DATASET RECORDS:
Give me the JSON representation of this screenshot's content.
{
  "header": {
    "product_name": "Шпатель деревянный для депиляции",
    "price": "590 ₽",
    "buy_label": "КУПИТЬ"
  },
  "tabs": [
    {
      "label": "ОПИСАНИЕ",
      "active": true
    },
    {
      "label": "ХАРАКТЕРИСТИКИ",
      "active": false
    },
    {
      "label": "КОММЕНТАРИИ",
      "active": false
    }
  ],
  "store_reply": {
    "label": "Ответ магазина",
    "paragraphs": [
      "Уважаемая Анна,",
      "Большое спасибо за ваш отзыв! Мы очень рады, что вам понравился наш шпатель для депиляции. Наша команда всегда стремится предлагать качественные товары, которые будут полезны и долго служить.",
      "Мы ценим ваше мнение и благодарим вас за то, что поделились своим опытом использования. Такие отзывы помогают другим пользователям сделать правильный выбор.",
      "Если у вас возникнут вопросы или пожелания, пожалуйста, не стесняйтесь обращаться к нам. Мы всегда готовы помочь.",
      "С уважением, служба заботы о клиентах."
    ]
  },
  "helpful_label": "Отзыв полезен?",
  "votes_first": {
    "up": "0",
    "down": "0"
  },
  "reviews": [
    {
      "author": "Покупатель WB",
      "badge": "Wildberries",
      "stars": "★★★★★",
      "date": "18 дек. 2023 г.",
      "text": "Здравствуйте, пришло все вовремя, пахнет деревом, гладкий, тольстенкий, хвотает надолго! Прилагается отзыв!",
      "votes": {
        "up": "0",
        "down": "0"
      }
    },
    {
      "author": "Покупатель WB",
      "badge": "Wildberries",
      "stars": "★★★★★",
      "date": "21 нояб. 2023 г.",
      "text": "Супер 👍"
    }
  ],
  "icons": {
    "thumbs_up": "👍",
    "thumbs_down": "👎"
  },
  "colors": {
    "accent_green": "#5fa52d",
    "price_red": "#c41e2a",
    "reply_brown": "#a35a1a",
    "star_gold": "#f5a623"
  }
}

TO DO:
Copy the material above, line for line.

RESULT BELOW:
Give me the JSON representation of this screenshot's content.
{
  "header": {
    "product_name": "Шпатель деревянный для депиляции",
    "price": "590 ₽",
    "buy_label": "КУПИТЬ"
  },
  "tabs": [
    {
      "label": "ОПИСАНИЕ",
      "active": true
    },
    {
      "label": "ХАРАКТЕРИСТИКИ",
      "active": false
    },
    {
      "label": "КОММЕНТАРИИ",
      "active": false
    }
  ],
  "store_reply": {
    "label": "Ответ магазина",
    "paragraphs": [
      "Уважаемая Анна,",
      "Большое спасибо за ваш отзыв! Мы очень рады, что вам понравился наш шпатель для депиляции. Наша команда всегда стремится предлагать качественные товары, которые будут полезны и долго служить.",
      "Мы ценим ваше мнение и благодарим вас за то, что поделились своим опытом использования. Такие отзывы помогают другим пользователям сделать правильный выбор.",
      "Если у вас возникнут вопросы или пожелания, пожалуйста, не стесняйтесь обращаться к нам. Мы всегда готовы помочь.",
      "С уважением, служба заботы о клиентах."
    ]
  },
  "helpful_label": "Отзыв полезен?",
  "votes_first": {
    "up": "0",
    "down": "0"
  },
  "reviews": [
    {
      "author": "Покупатель WB",
      "badge": "Wildberries",
      "stars": "★★★★★",
      "date": "18 дек. 2023 г.",
      "text": "Здравствуйте, пришло все вовремя, пахнет деревом, гладкий, тольстенкий, хвотает надолго! Прилагается отзыв!",
      "votes": {
        "up": "0",
        "down": "0"
      }
    },
    {
      "author": "Покупатель WB",
      "badge": "Wildberries",
      "stars": "★★★★★",
      "date": "21 нояб. 2023 г.",
      "text": "Супер 👍"
    }
  ],
  "icons": {
    "thumbs_up": "👍",
    "thumbs_down": "👎"
  },
  "colors": {
    "accent_green": "#5fa52d",
    "price_red": "#c41e2a",
    "reply_brown": "#a35a1a",
    "star_gold": "#f5a623"
  }
}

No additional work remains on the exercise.